▶ _Rows from a dataset_:
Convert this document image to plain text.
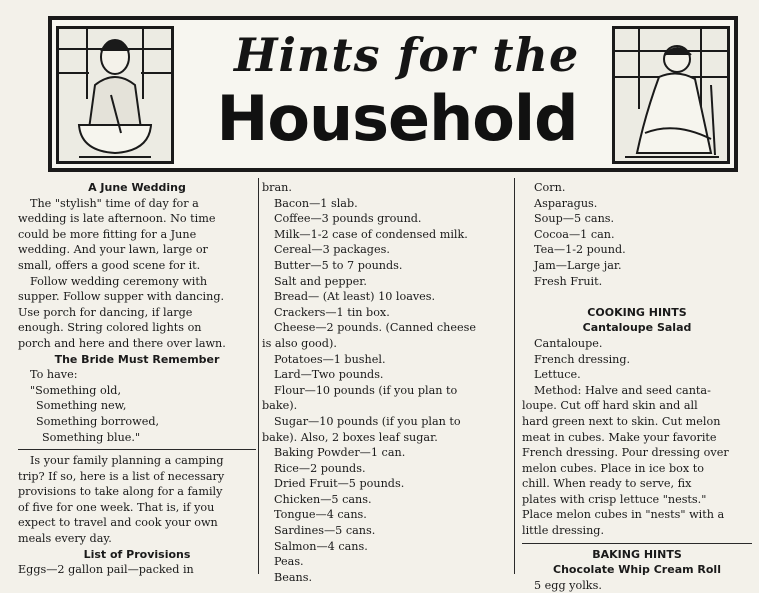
Hints for the
Household
A June Wedding
The "stylish" time of day for a
wedding is late afternoon. No time
could be more fitting for a June
wedding. And your lawn, large or
small, offers a good scene for it.
Follow wedding ceremony with
supper. Follow supper with dancing.
Use porch for dancing, if large
enough. String colored lights on
porch and here and there over lawn.
The Bride Must Remember
To have:
"Something old,
Something new,
Something borrowed,
Something blue."
Is your family planning a camping
trip? If so, here is a list of necessary
provisions to take along for a family
of five for one week. That is, if you
expect to travel and cook your own
meals every day.
List of Provisions
Eggs—2 gallon pail—packed in
bran.
Bacon—1 slab.
Coffee—3 pounds ground.
Milk—1-2 case of condensed milk.
Cereal—3 packages.
Butter—5 to 7 pounds.
Salt and pepper.
Bread— (At least) 10 loaves.
Crackers—1 tin box.
Cheese—2 pounds. (Canned cheese
is also good).
Potatoes—1 bushel.
Lard—Two pounds.
Flour—10 pounds (if you plan to
bake).
Sugar—10 pounds (if you plan to
bake). Also, 2 boxes leaf sugar.
Baking Powder—1 can.
Rice—2 pounds.
Dried Fruit—5 pounds.
Chicken—5 cans.
Tongue—4 cans.
Sardines—5 cans.
Salmon—4 cans.
Peas.
Beans.
Corn.
Asparagus.
Soup—5 cans.
Cocoa—1 can.
Tea—1-2 pound.
Jam—Large jar.
Fresh Fruit.
COOKING HINTS
Cantaloupe Salad
Cantaloupe.
French dressing.
Lettuce.
Method: Halve and seed canta-
loupe. Cut off hard skin and all
hard green next to skin. Cut melon
meat in cubes. Make your favorite
French dressing. Pour dressing over
melon cubes. Place in ice box to
chill. When ready to serve, fix
plates with crisp lettuce "nests."
Place melon cubes in "nests" with a
little dressing.
BAKING HINTS
Chocolate Whip Cream Roll
5 egg yolks.
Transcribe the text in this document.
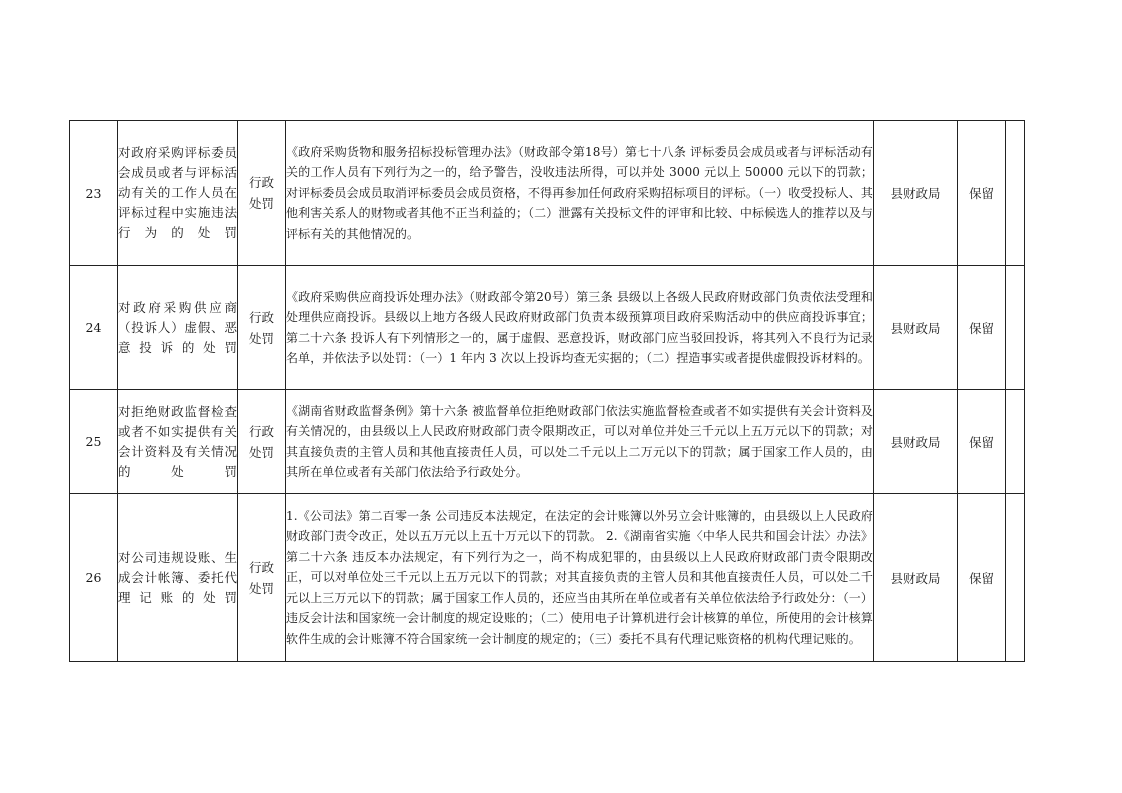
23	对政府采购评标委员会成员或者与评标活动有关的工作人员在评标过程中实施违法行为的处罚	行政
处罚	《政府采购货物和服务招标投标管理办法》（财政部令第18号）第七十八条 评标委员会成员或者与评标活动有关的工作人员有下列行为之一的，给予警告，没收违法所得，可以并处 3000 元以上 50000 元以下的罚款；对评标委员会成员取消评标委员会成员资格，不得再参加任何政府采购招标项目的评标。（一）收受投标人、其他利害关系人的财物或者其他不正当利益的；（二）泄露有关投标文件的评审和比较、中标候选人的推荐以及与评标有关的其他情况的。	县财政局	保留	
24	对政府采购供应商（投诉人）虚假、恶意投诉的处罚	行政
处罚	《政府采购供应商投诉处理办法》（财政部令第20号）第三条 县级以上各级人民政府财政部门负责依法受理和处理供应商投诉。县级以上地方各级人民政府财政部门负责本级预算项目政府采购活动中的供应商投诉事宜；第二十六条 投诉人有下列情形之一的，属于虚假、恶意投诉，财政部门应当驳回投诉，将其列入不良行为记录名单，并依法予以处罚：（一）1 年内 3 次以上投诉均查无实据的；（二）捏造事实或者提供虚假投诉材料的。	县财政局	保留	
25	对拒绝财政监督检查或者不如实提供有关会计资料及有关情况的处罚	行政
处罚	《湖南省财政监督条例》第十六条 被监督单位拒绝财政部门依法实施监督检查或者不如实提供有关会计资料及有关情况的，由县级以上人民政府财政部门责令限期改正，可以对单位并处三千元以上五万元以下的罚款；对其直接负责的主管人员和其他直接责任人员，可以处二千元以上二万元以下的罚款；属于国家工作人员的，由其所在单位或者有关部门依法给予行政处分。	县财政局	保留	
26	对公司违规设账、生成会计帐簿、委托代理记账的处罚	行政
处罚	1.《公司法》第二百零一条 公司违反本法规定，在法定的会计账簿以外另立会计账簿的，由县级以上人民政府财政部门责令改正，处以五万元以上五十万元以下的罚款。 2.《湖南省实施〈中华人民共和国会计法〉办法》第二十六条 违反本办法规定，有下列行为之一，尚不构成犯罪的，由县级以上人民政府财政部门责令限期改正，可以对单位处三千元以上五万元以下的罚款；对其直接负责的主管人员和其他直接责任人员，可以处二千元以上三万元以下的罚款；属于国家工作人员的，还应当由其所在单位或者有关单位依法给予行政处分：（一）违反会计法和国家统一会计制度的规定设账的；（二）使用电子计算机进行会计核算的单位，所使用的会计核算软件生成的会计账簿不符合国家统一会计制度的规定的；（三）委托不具有代理记账资格的机构代理记账的。	县财政局	保留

▶ _TASK GOAL_: Set each line of the records down exactly, leaving every picture out.

▶ _WRITTEN RESPONSE_:
Convert this document image to plain text.
Hints for the
Household
A June Wedding
The "stylish" time of day for a
wedding is late afternoon. No time
could be more fitting for a June
wedding. And your lawn, large or
small, offers a good scene for it.
Follow wedding ceremony with
supper. Follow supper with dancing.
Use porch for dancing, if large
enough. String colored lights on
porch and here and there over lawn.
The Bride Must Remember
To have:
"Something old,
Something new,
Something borrowed,
Something blue."
Is your family planning a camping
trip? If so, here is a list of necessary
provisions to take along for a family
of five for one week. That is, if you
expect to travel and cook your own
meals every day.
List of Provisions
Eggs—2 gallon pail—packed in
bran.
Bacon—1 slab.
Coffee—3 pounds ground.
Milk—1-2 case of condensed milk.
Cereal—3 packages.
Butter—5 to 7 pounds.
Salt and pepper.
Bread— (At least) 10 loaves.
Crackers—1 tin box.
Cheese—2 pounds. (Canned cheese
is also good).
Potatoes—1 bushel.
Lard—Two pounds.
Flour—10 pounds (if you plan to
bake).
Sugar—10 pounds (if you plan to
bake). Also, 2 boxes leaf sugar.
Baking Powder—1 can.
Rice—2 pounds.
Dried Fruit—5 pounds.
Chicken—5 cans.
Tongue—4 cans.
Sardines—5 cans.
Salmon—4 cans.
Peas.
Beans.
Corn.
Asparagus.
Soup—5 cans.
Cocoa—1 can.
Tea—1-2 pound.
Jam—Large jar.
Fresh Fruit.
COOKING HINTS
Cantaloupe Salad
Cantaloupe.
French dressing.
Lettuce.
Method: Halve and seed canta-
loupe. Cut off hard skin and all
hard green next to skin. Cut melon
meat in cubes. Make your favorite
French dressing. Pour dressing over
melon cubes. Place in ice box to
chill. When ready to serve, fix
plates with crisp lettuce "nests."
Place melon cubes in "nests" with a
little dressing.
BAKING HINTS
Chocolate Whip Cream Roll
5 egg yolks.
Transcribe the text in this document.
23	对政府采购评标委员会成员或者与评标活动有关的工作人员在评标过程中实施违法行为的处罚	行政
处罚	《政府采购货物和服务招标投标管理办法》（财政部令第18号）第七十八条 评标委员会成员或者与评标活动有关的工作人员有下列行为之一的，给予警告，没收违法所得，可以并处 3000 元以上 50000 元以下的罚款；对评标委员会成员取消评标委员会成员资格，不得再参加任何政府采购招标项目的评标。（一）收受投标人、其他利害关系人的财物或者其他不正当利益的；（二）泄露有关投标文件的评审和比较、中标候选人的推荐以及与评标有关的其他情况的。	县财政局	保留	
24	对政府采购供应商（投诉人）虚假、恶意投诉的处罚	行政
处罚	《政府采购供应商投诉处理办法》（财政部令第20号）第三条 县级以上各级人民政府财政部门负责依法受理和处理供应商投诉。县级以上地方各级人民政府财政部门负责本级预算项目政府采购活动中的供应商投诉事宜；第二十六条 投诉人有下列情形之一的，属于虚假、恶意投诉，财政部门应当驳回投诉，将其列入不良行为记录名单，并依法予以处罚：（一）1 年内 3 次以上投诉均查无实据的；（二）捏造事实或者提供虚假投诉材料的。	县财政局	保留	
25	对拒绝财政监督检查或者不如实提供有关会计资料及有关情况的处罚	行政
处罚	《湖南省财政监督条例》第十六条 被监督单位拒绝财政部门依法实施监督检查或者不如实提供有关会计资料及有关情况的，由县级以上人民政府财政部门责令限期改正，可以对单位并处三千元以上五万元以下的罚款；对其直接负责的主管人员和其他直接责任人员，可以处二千元以上二万元以下的罚款；属于国家工作人员的，由其所在单位或者有关部门依法给予行政处分。	县财政局	保留	
26	对公司违规设账、生成会计帐簿、委托代理记账的处罚	行政
处罚	1.《公司法》第二百零一条 公司违反本法规定，在法定的会计账簿以外另立会计账簿的，由县级以上人民政府财政部门责令改正，处以五万元以上五十万元以下的罚款。 2.《湖南省实施〈中华人民共和国会计法〉办法》第二十六条 违反本办法规定，有下列行为之一，尚不构成犯罪的，由县级以上人民政府财政部门责令限期改正，可以对单位处三千元以上五万元以下的罚款；对其直接负责的主管人员和其他直接责任人员，可以处二千元以上三万元以下的罚款；属于国家工作人员的，还应当由其所在单位或者有关单位依法给予行政处分：（一）违反会计法和国家统一会计制度的规定设账的；（二）使用电子计算机进行会计核算的单位，所使用的会计核算软件生成的会计账簿不符合国家统一会计制度的规定的；（三）委托不具有代理记账资格的机构代理记账的。	县财政局	保留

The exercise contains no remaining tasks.